(Beginning of Exercise inputs)

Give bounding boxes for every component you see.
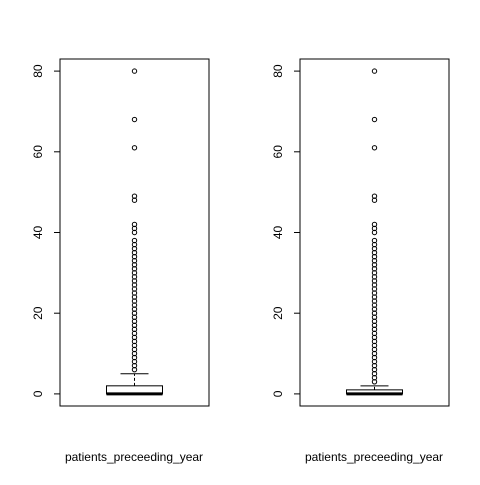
y-tick-label: 60 (31, 145, 45, 159)
y-tick-label: 0 (31, 390, 45, 397)
outlier-point (371, 145, 378, 151)
x-axis-label-left: patients_preceeding_year (64, 450, 204, 464)
outlier-point (131, 221, 138, 228)
y-tick-label: 60 (271, 145, 285, 159)
plot-frame (59, 58, 210, 407)
y-tick-label: 20 (271, 306, 285, 320)
y-tick-label: 20 (31, 306, 45, 320)
y-tick-label: 80 (31, 64, 45, 78)
outlier-point (371, 221, 378, 228)
outlier-point (371, 237, 378, 244)
outlier-point (131, 116, 138, 123)
y-tick-label: 80 (271, 64, 285, 78)
y-tick-label: 40 (271, 226, 285, 240)
outlier-point (131, 68, 138, 74)
outlier-point (371, 193, 378, 199)
outlier-point (131, 237, 138, 244)
outlier-point (131, 193, 138, 199)
outlier-point (371, 68, 378, 74)
outlier-point (371, 116, 378, 123)
y-tick-label: 0 (271, 390, 285, 397)
x-axis-label-right: patients_preceeding_year (304, 450, 444, 464)
y-tick-label: 40 (31, 226, 45, 240)
outlier-point (131, 145, 138, 151)
plot-frame (299, 58, 450, 407)
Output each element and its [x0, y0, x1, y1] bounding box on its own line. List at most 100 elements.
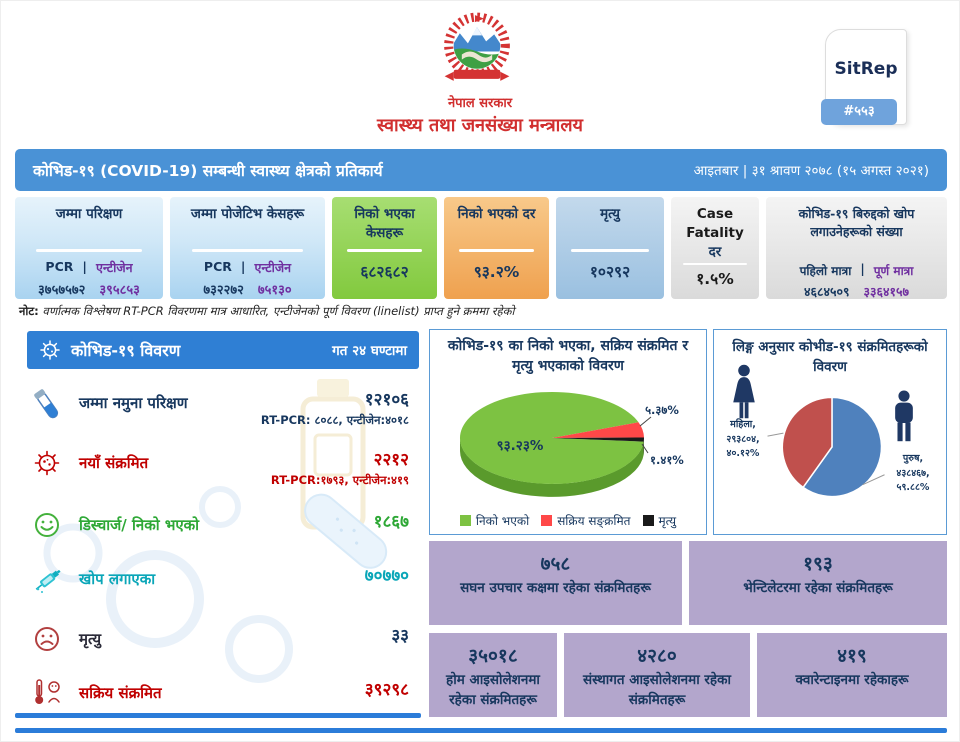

(End of Exercise inputs)

- _About this task_:
All lines with the word "label" must be located in the data and copied.

- _Reply to the exercise_:
y-tick-label: 60 (31, 145, 45, 159)
y-tick-label: 0 (31, 390, 45, 397)
x-axis-label-left: patients_preceeding_year (64, 450, 204, 464)
y-tick-label: 60 (271, 145, 285, 159)
y-tick-label: 20 (271, 306, 285, 320)
y-tick-label: 20 (31, 306, 45, 320)
y-tick-label: 80 (31, 64, 45, 78)
y-tick-label: 80 (271, 64, 285, 78)
y-tick-label: 40 (271, 226, 285, 240)
y-tick-label: 0 (271, 390, 285, 397)
x-axis-label-right: patients_preceeding_year (304, 450, 444, 464)
y-tick-label: 40 (31, 226, 45, 240)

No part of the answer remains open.